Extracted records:
= = = = = = =

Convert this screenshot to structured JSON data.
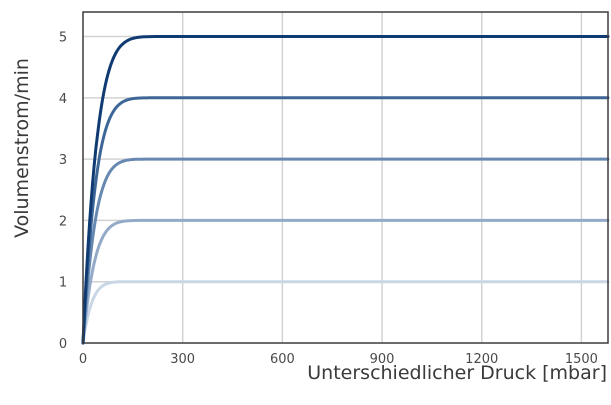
{
  "chart_data": {
    "type": "line",
    "xlabel": "Unterschiedlicher Druck [mbar]",
    "ylabel": "Volumenstrom/min",
    "xlim": [
      0,
      1580
    ],
    "ylim": [
      0,
      5.4
    ],
    "x_ticks": [
      0,
      300,
      600,
      900,
      1200,
      1500
    ],
    "y_ticks": [
      0,
      1,
      2,
      3,
      4,
      5
    ],
    "grid": true,
    "legend": "none",
    "series": [
      {
        "level": 1,
        "knee_x": 185,
        "color": "#c9d6e6"
      },
      {
        "level": 2,
        "knee_x": 240,
        "color": "#93abc9"
      },
      {
        "level": 3,
        "knee_x": 255,
        "color": "#6789b1"
      },
      {
        "level": 4,
        "knee_x": 270,
        "color": "#3e6797"
      },
      {
        "level": 5,
        "knee_x": 290,
        "color": "#0f3a72"
      }
    ]
  }
}
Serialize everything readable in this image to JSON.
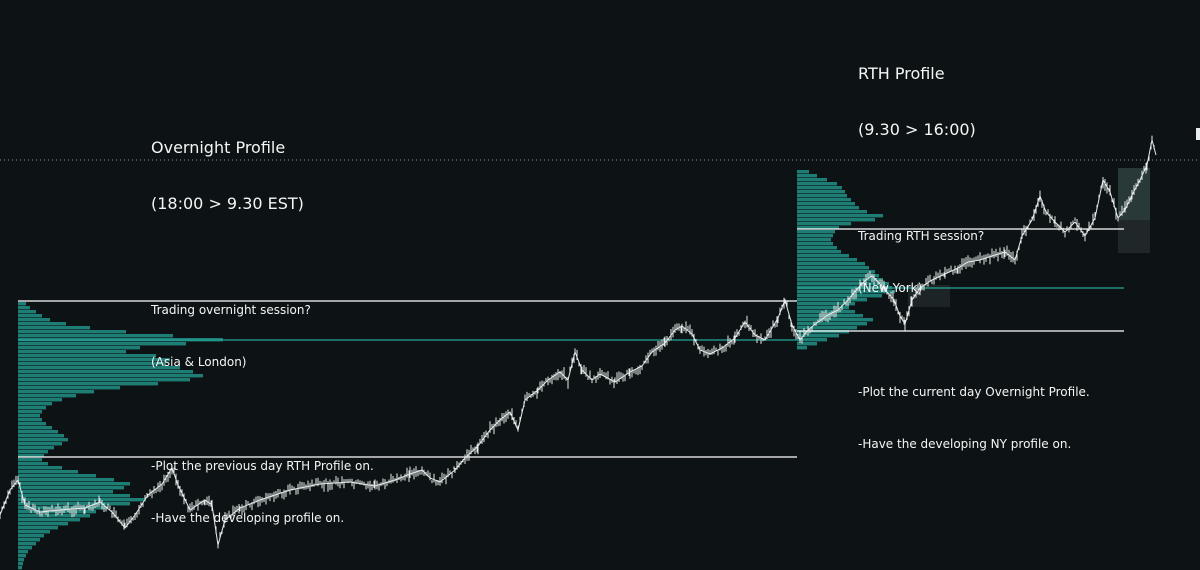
{
  "chart_data": {
    "type": "line",
    "title": "",
    "xlabel": "",
    "ylabel": "",
    "grid": false,
    "legend": "none",
    "ylim": [
      0,
      570
    ],
    "colors": {
      "background": "#0d1314",
      "candles": "#e8ecec",
      "profile": "#26a69a",
      "poc_line": "#26a69a",
      "level_line": "#ffffff",
      "dotted_line": "#8a9090"
    },
    "price_series": [
      [
        0,
        515
      ],
      [
        10,
        490
      ],
      [
        18,
        480
      ],
      [
        25,
        505
      ],
      [
        40,
        512
      ],
      [
        60,
        510
      ],
      [
        85,
        508
      ],
      [
        100,
        502
      ],
      [
        112,
        512
      ],
      [
        125,
        528
      ],
      [
        135,
        515
      ],
      [
        148,
        495
      ],
      [
        162,
        484
      ],
      [
        172,
        468
      ],
      [
        178,
        485
      ],
      [
        190,
        510
      ],
      [
        205,
        500
      ],
      [
        212,
        505
      ],
      [
        218,
        545
      ],
      [
        225,
        520
      ],
      [
        240,
        508
      ],
      [
        260,
        500
      ],
      [
        290,
        490
      ],
      [
        320,
        484
      ],
      [
        350,
        482
      ],
      [
        375,
        486
      ],
      [
        395,
        480
      ],
      [
        410,
        474
      ],
      [
        422,
        470
      ],
      [
        430,
        478
      ],
      [
        440,
        482
      ],
      [
        455,
        470
      ],
      [
        465,
        458
      ],
      [
        478,
        446
      ],
      [
        490,
        430
      ],
      [
        500,
        420
      ],
      [
        510,
        412
      ],
      [
        518,
        430
      ],
      [
        525,
        400
      ],
      [
        538,
        390
      ],
      [
        548,
        380
      ],
      [
        560,
        372
      ],
      [
        568,
        380
      ],
      [
        575,
        352
      ],
      [
        582,
        370
      ],
      [
        592,
        380
      ],
      [
        600,
        374
      ],
      [
        615,
        382
      ],
      [
        630,
        372
      ],
      [
        642,
        366
      ],
      [
        652,
        352
      ],
      [
        665,
        343
      ],
      [
        675,
        330
      ],
      [
        682,
        326
      ],
      [
        692,
        334
      ],
      [
        700,
        350
      ],
      [
        710,
        354
      ],
      [
        722,
        348
      ],
      [
        735,
        338
      ],
      [
        745,
        322
      ],
      [
        755,
        335
      ],
      [
        765,
        340
      ],
      [
        778,
        318
      ],
      [
        785,
        300
      ],
      [
        792,
        325
      ],
      [
        800,
        340
      ],
      [
        808,
        330
      ],
      [
        818,
        322
      ],
      [
        828,
        315
      ],
      [
        838,
        310
      ],
      [
        848,
        300
      ],
      [
        858,
        288
      ],
      [
        866,
        280
      ],
      [
        872,
        276
      ],
      [
        880,
        284
      ],
      [
        887,
        292
      ],
      [
        894,
        300
      ],
      [
        900,
        316
      ],
      [
        905,
        324
      ],
      [
        912,
        300
      ],
      [
        920,
        288
      ],
      [
        932,
        280
      ],
      [
        945,
        274
      ],
      [
        958,
        268
      ],
      [
        968,
        262
      ],
      [
        980,
        260
      ],
      [
        992,
        256
      ],
      [
        1005,
        252
      ],
      [
        1015,
        260
      ],
      [
        1022,
        236
      ],
      [
        1032,
        220
      ],
      [
        1040,
        196
      ],
      [
        1046,
        212
      ],
      [
        1055,
        222
      ],
      [
        1065,
        232
      ],
      [
        1075,
        222
      ],
      [
        1085,
        236
      ],
      [
        1095,
        218
      ],
      [
        1103,
        180
      ],
      [
        1110,
        192
      ],
      [
        1118,
        218
      ],
      [
        1125,
        210
      ],
      [
        1132,
        195
      ],
      [
        1140,
        180
      ],
      [
        1147,
        165
      ],
      [
        1152,
        140
      ],
      [
        1156,
        155
      ]
    ],
    "overnight_profile": [
      [
        302,
        8
      ],
      [
        306,
        12
      ],
      [
        310,
        18
      ],
      [
        314,
        24
      ],
      [
        318,
        32
      ],
      [
        322,
        48
      ],
      [
        326,
        72
      ],
      [
        330,
        108
      ],
      [
        334,
        155
      ],
      [
        338,
        205
      ],
      [
        342,
        168
      ],
      [
        346,
        122
      ],
      [
        350,
        108
      ],
      [
        354,
        138
      ],
      [
        358,
        152
      ],
      [
        362,
        148
      ],
      [
        366,
        162
      ],
      [
        370,
        175
      ],
      [
        374,
        185
      ],
      [
        378,
        172
      ],
      [
        382,
        140
      ],
      [
        386,
        102
      ],
      [
        390,
        76
      ],
      [
        394,
        58
      ],
      [
        398,
        44
      ],
      [
        402,
        34
      ],
      [
        406,
        28
      ],
      [
        410,
        24
      ],
      [
        414,
        22
      ],
      [
        418,
        24
      ],
      [
        422,
        28
      ],
      [
        426,
        34
      ],
      [
        430,
        40
      ],
      [
        434,
        46
      ],
      [
        438,
        50
      ],
      [
        442,
        44
      ],
      [
        446,
        36
      ],
      [
        450,
        30
      ],
      [
        454,
        26
      ],
      [
        458,
        24
      ],
      [
        462,
        30
      ],
      [
        466,
        44
      ],
      [
        470,
        60
      ],
      [
        474,
        78
      ],
      [
        478,
        96
      ],
      [
        482,
        112
      ],
      [
        486,
        106
      ],
      [
        490,
        95
      ],
      [
        494,
        112
      ],
      [
        498,
        128
      ],
      [
        502,
        112
      ],
      [
        506,
        90
      ],
      [
        510,
        78
      ],
      [
        514,
        72
      ],
      [
        518,
        62
      ],
      [
        522,
        50
      ],
      [
        526,
        40
      ],
      [
        530,
        32
      ],
      [
        534,
        26
      ],
      [
        538,
        22
      ],
      [
        542,
        18
      ],
      [
        546,
        14
      ],
      [
        550,
        10
      ],
      [
        554,
        8
      ],
      [
        558,
        6
      ],
      [
        562,
        5
      ],
      [
        566,
        4
      ]
    ],
    "rth_profile": [
      [
        170,
        12
      ],
      [
        174,
        20
      ],
      [
        178,
        30
      ],
      [
        182,
        40
      ],
      [
        186,
        45
      ],
      [
        190,
        48
      ],
      [
        194,
        50
      ],
      [
        198,
        54
      ],
      [
        202,
        58
      ],
      [
        206,
        62
      ],
      [
        210,
        70
      ],
      [
        214,
        86
      ],
      [
        218,
        78
      ],
      [
        222,
        54
      ],
      [
        226,
        42
      ],
      [
        230,
        38
      ],
      [
        234,
        36
      ],
      [
        238,
        34
      ],
      [
        242,
        36
      ],
      [
        246,
        40
      ],
      [
        250,
        44
      ],
      [
        254,
        52
      ],
      [
        258,
        60
      ],
      [
        262,
        68
      ],
      [
        266,
        72
      ],
      [
        270,
        78
      ],
      [
        274,
        82
      ],
      [
        278,
        86
      ],
      [
        282,
        92
      ],
      [
        286,
        95
      ],
      [
        290,
        98
      ],
      [
        294,
        85
      ],
      [
        298,
        70
      ],
      [
        302,
        58
      ],
      [
        306,
        52
      ],
      [
        310,
        58
      ],
      [
        314,
        66
      ],
      [
        318,
        76
      ],
      [
        322,
        70
      ],
      [
        326,
        60
      ],
      [
        330,
        52
      ],
      [
        334,
        42
      ],
      [
        338,
        30
      ],
      [
        342,
        20
      ],
      [
        346,
        10
      ]
    ],
    "levels": [
      {
        "x_from": 18,
        "x_to": 797,
        "y": 301,
        "color": "#ffffff"
      },
      {
        "x_from": 18,
        "x_to": 797,
        "y": 340,
        "color": "#26a69a"
      },
      {
        "x_from": 18,
        "x_to": 797,
        "y": 457,
        "color": "#ffffff"
      },
      {
        "x_from": 797,
        "x_to": 1124,
        "y": 229,
        "color": "#ffffff"
      },
      {
        "x_from": 797,
        "x_to": 1124,
        "y": 288,
        "color": "#26a69a"
      },
      {
        "x_from": 797,
        "x_to": 1124,
        "y": 331,
        "color": "#ffffff"
      }
    ],
    "dotted_level": 160
  },
  "annotations": {
    "overnight": {
      "title": "Overnight Profile",
      "subtitle": "(18:00 > 9.30 EST)",
      "question": "Trading overnight session?",
      "region": "(Asia & London)",
      "step1": "-Plot the previous day RTH Profile on.",
      "step2": "-Have the developing profile on."
    },
    "rth": {
      "title": "RTH Profile",
      "subtitle": "(9.30 > 16:00)",
      "question": "Trading RTH session?",
      "region": "(New York)",
      "step1": "-Plot the current day Overnight Profile.",
      "step2": "-Have the developing NY profile on."
    }
  }
}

= = = = = = =

PROBLEM REQUIREMENTS: Identify which lines contain the word "question" and copy each one.

THE RESULT:
      "question": "Trading overnight session?",
      "question": "Trading RTH session?",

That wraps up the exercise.